• **Set task**
Report each line of the records below that contains the string "结束日期", copying every such line in full. Case counts.

• **Items listed in a dataset**

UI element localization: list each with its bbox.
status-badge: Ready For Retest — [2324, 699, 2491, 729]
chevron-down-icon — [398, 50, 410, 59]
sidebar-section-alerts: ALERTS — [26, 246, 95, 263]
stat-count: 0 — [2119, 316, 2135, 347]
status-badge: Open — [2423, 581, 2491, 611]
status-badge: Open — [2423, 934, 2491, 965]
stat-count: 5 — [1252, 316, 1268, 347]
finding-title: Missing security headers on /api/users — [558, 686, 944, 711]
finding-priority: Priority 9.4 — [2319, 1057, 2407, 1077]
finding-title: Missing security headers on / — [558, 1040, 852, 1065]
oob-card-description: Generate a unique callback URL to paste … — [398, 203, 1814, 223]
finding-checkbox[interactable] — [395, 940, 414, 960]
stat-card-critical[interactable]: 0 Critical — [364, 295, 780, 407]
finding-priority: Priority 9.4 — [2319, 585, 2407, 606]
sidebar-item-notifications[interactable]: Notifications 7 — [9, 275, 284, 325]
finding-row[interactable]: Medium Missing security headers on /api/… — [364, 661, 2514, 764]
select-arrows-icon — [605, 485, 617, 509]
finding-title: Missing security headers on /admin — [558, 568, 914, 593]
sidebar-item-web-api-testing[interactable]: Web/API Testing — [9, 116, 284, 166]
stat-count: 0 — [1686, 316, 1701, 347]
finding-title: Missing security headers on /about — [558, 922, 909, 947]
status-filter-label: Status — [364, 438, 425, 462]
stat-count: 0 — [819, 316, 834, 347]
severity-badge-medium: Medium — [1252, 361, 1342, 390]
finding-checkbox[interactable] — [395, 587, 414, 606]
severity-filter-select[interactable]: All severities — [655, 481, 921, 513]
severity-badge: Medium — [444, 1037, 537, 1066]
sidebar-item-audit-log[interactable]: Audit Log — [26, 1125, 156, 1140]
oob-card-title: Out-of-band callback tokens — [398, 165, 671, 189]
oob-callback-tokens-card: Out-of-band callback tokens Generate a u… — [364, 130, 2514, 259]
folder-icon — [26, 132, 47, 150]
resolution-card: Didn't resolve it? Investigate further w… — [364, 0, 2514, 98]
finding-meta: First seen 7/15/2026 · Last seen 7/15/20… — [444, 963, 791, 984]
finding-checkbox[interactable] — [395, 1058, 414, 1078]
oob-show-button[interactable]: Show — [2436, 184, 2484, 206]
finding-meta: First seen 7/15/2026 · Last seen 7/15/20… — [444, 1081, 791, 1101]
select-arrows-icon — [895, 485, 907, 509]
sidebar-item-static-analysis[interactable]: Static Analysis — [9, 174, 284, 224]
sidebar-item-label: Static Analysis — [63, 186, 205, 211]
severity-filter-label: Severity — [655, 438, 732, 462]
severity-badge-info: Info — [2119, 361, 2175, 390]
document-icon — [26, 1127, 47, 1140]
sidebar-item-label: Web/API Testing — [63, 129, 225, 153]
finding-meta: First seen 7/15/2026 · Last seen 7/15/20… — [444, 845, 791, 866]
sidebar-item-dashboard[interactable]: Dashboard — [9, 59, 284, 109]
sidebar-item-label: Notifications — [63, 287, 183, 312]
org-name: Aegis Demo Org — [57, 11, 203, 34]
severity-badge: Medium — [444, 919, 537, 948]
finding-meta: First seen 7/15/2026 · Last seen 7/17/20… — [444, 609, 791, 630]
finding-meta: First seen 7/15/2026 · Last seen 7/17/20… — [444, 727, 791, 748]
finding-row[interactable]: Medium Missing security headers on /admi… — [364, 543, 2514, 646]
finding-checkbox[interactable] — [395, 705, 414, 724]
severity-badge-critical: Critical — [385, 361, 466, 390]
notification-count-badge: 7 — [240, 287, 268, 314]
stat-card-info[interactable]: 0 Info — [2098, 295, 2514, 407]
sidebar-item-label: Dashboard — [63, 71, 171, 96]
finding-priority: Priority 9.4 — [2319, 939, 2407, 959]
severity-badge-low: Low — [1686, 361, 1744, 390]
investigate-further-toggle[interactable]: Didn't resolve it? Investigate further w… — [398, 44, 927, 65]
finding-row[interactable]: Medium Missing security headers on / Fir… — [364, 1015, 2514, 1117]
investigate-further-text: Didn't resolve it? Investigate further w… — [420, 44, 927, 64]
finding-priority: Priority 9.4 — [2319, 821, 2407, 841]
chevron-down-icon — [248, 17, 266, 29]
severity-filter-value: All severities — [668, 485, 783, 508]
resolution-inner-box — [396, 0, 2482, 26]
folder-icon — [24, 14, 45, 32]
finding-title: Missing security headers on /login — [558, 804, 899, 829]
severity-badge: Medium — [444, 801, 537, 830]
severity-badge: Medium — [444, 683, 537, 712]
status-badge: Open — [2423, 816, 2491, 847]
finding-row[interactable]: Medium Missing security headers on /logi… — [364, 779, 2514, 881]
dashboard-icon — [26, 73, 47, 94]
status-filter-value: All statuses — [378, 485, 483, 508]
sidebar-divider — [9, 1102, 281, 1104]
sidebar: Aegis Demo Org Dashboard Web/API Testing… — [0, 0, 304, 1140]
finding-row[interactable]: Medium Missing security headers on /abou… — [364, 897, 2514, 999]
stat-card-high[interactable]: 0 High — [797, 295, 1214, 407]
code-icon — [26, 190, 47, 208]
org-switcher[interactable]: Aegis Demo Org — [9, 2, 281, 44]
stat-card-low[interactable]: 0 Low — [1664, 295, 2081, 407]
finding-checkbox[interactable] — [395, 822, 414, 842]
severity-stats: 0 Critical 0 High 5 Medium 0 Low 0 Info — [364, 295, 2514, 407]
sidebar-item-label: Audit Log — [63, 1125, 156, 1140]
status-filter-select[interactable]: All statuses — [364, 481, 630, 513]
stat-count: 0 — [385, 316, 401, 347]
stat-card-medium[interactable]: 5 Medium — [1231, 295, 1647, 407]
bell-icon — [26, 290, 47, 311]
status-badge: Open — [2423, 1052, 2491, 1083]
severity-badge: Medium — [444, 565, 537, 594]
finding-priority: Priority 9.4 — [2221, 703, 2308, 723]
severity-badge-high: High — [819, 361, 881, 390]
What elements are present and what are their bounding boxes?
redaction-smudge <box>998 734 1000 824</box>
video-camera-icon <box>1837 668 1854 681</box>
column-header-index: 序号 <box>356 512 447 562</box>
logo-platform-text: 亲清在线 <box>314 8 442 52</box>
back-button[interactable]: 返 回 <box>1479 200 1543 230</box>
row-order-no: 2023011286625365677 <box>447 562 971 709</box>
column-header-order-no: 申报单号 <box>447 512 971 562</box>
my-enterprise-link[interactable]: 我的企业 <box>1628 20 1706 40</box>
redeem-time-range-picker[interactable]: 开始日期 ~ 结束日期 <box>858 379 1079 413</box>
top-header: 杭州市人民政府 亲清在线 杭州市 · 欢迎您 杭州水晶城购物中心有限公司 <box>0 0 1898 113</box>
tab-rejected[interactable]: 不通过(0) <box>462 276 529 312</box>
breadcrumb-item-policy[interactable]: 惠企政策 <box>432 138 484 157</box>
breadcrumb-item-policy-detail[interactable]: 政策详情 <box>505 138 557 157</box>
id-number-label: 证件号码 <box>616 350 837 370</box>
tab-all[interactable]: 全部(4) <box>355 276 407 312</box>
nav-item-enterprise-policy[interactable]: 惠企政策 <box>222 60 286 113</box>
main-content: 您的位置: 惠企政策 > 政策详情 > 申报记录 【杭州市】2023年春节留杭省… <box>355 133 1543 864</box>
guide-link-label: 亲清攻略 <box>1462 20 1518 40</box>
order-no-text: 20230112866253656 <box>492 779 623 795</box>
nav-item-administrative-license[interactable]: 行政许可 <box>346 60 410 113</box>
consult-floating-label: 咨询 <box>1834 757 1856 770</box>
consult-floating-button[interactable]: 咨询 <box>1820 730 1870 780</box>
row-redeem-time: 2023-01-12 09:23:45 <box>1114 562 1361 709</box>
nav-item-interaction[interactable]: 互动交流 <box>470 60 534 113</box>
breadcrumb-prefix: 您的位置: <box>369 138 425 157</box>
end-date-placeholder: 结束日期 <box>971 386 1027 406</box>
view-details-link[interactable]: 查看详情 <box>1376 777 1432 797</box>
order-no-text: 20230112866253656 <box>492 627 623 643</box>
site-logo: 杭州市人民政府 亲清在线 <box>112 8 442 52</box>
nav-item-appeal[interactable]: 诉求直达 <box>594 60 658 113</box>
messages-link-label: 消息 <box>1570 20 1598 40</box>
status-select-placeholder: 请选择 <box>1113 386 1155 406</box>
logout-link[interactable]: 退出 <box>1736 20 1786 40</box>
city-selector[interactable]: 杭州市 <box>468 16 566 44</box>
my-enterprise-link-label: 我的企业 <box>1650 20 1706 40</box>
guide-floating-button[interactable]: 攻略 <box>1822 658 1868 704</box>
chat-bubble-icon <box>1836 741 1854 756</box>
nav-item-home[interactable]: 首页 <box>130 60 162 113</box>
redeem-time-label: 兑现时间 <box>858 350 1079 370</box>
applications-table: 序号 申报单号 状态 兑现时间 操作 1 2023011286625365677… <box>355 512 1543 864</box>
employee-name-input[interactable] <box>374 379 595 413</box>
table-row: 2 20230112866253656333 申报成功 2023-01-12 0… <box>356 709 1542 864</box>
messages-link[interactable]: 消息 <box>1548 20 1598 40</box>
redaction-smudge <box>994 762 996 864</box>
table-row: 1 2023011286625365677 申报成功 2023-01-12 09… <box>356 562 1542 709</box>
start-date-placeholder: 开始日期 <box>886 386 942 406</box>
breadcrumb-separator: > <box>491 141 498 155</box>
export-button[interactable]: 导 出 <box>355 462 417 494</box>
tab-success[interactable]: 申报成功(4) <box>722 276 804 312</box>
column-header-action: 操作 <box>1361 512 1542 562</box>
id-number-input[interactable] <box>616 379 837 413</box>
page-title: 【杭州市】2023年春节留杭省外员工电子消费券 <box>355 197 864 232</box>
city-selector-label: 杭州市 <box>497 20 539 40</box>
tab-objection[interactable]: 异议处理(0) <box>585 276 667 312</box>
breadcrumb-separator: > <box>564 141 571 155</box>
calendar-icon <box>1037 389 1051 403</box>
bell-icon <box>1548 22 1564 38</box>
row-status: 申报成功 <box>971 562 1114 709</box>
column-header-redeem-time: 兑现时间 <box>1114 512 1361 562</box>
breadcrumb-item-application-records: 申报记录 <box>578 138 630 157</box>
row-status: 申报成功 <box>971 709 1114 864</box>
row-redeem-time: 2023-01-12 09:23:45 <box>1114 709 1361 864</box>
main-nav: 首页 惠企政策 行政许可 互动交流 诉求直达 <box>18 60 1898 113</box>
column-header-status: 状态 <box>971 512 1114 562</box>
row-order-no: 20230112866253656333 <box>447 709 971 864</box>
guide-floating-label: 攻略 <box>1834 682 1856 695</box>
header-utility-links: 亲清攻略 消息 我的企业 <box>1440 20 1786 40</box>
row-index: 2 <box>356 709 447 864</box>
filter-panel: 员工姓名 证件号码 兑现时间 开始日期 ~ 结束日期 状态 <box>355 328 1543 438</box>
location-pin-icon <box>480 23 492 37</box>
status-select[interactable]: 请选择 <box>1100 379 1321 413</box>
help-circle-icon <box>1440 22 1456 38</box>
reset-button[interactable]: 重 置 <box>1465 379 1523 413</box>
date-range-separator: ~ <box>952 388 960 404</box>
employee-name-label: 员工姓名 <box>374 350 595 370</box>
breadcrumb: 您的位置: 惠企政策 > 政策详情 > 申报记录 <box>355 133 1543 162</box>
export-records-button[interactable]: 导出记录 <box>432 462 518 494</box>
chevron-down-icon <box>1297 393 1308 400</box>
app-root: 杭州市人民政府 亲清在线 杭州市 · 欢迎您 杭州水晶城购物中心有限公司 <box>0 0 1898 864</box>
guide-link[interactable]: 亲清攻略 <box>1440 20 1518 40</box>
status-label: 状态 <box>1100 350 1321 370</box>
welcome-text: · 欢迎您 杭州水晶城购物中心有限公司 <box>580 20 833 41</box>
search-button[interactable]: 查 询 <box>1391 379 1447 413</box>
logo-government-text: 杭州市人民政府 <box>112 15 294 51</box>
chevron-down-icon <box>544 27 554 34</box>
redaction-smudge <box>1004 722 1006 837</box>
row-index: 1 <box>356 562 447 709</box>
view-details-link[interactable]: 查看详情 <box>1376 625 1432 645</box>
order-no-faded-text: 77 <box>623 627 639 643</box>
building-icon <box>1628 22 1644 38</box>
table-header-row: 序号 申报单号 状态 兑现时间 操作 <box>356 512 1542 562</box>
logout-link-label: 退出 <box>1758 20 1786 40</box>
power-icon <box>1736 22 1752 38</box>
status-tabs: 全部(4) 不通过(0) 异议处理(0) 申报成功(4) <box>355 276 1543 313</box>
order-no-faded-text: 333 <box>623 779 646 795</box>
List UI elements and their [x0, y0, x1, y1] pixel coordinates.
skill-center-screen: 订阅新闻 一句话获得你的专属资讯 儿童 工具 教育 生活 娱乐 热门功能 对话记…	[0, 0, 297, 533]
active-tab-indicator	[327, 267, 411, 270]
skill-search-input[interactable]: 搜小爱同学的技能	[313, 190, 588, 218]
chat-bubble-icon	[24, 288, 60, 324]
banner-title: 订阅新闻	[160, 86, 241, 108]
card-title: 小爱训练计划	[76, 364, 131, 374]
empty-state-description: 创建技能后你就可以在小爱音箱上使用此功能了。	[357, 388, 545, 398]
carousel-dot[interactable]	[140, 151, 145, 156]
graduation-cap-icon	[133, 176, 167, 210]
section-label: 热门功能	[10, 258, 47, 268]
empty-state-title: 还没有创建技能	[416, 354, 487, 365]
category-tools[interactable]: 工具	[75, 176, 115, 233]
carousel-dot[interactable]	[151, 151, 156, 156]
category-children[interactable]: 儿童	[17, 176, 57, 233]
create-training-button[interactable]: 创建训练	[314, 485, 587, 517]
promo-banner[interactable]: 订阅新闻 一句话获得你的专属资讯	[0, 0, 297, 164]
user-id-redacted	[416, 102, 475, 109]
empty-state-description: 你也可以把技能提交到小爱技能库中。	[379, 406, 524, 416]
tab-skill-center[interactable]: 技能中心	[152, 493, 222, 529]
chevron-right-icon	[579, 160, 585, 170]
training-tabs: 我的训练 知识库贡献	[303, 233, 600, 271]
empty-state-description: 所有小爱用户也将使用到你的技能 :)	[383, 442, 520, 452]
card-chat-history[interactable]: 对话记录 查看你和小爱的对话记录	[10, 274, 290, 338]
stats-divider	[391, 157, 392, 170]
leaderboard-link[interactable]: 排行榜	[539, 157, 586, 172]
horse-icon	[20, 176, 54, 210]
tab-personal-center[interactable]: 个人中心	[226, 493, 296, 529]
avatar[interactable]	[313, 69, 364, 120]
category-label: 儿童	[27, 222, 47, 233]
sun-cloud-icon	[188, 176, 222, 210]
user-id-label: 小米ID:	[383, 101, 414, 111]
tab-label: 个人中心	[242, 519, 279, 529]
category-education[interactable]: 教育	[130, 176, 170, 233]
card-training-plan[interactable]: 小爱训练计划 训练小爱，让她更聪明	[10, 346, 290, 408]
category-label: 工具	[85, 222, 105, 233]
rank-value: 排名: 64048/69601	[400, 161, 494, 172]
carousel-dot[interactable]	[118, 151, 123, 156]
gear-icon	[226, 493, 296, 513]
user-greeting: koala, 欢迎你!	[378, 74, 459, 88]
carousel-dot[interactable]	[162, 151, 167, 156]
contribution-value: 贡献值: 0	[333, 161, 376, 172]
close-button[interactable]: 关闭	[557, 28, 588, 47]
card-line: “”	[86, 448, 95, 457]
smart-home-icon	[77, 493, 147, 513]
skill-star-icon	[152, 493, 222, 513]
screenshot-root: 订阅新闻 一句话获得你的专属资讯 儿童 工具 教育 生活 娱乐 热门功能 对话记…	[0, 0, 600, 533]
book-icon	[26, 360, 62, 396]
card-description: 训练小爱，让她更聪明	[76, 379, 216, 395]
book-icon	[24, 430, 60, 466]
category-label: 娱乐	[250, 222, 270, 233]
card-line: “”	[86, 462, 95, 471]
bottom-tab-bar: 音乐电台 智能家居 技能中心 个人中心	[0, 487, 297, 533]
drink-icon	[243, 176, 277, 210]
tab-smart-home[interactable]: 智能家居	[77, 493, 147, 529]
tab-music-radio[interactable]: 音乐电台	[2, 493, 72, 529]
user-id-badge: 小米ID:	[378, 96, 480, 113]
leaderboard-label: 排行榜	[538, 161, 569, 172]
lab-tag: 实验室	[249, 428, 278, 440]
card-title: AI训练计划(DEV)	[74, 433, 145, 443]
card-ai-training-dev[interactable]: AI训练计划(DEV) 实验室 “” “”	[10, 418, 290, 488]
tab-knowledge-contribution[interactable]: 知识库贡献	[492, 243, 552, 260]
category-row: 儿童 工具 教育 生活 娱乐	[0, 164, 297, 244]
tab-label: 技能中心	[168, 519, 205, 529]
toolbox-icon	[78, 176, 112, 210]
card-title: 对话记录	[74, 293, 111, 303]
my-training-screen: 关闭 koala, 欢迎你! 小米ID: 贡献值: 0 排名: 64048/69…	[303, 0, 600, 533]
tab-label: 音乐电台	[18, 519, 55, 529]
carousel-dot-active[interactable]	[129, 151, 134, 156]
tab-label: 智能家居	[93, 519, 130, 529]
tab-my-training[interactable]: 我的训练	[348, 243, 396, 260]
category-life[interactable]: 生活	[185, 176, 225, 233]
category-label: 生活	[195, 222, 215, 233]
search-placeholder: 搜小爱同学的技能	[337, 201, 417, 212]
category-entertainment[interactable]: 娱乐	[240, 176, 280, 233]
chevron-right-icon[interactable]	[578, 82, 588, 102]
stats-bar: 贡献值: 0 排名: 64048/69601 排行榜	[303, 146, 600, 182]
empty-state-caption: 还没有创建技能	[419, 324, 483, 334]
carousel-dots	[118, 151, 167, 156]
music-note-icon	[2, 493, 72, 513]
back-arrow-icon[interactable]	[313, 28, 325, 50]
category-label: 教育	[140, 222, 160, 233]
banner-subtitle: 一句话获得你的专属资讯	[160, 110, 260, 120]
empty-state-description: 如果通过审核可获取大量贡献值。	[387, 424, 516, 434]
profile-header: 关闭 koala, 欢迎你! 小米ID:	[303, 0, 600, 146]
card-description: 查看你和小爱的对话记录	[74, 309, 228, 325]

• **Answer to the task**
redeem-time-range-picker[interactable]: 开始日期 ~ 结束日期 <box>858 379 1079 413</box>
end-date-placeholder: 结束日期 <box>971 386 1027 406</box>
filter-panel: 员工姓名 证件号码 兑现时间 开始日期 ~ 结束日期 状态 <box>355 328 1543 438</box>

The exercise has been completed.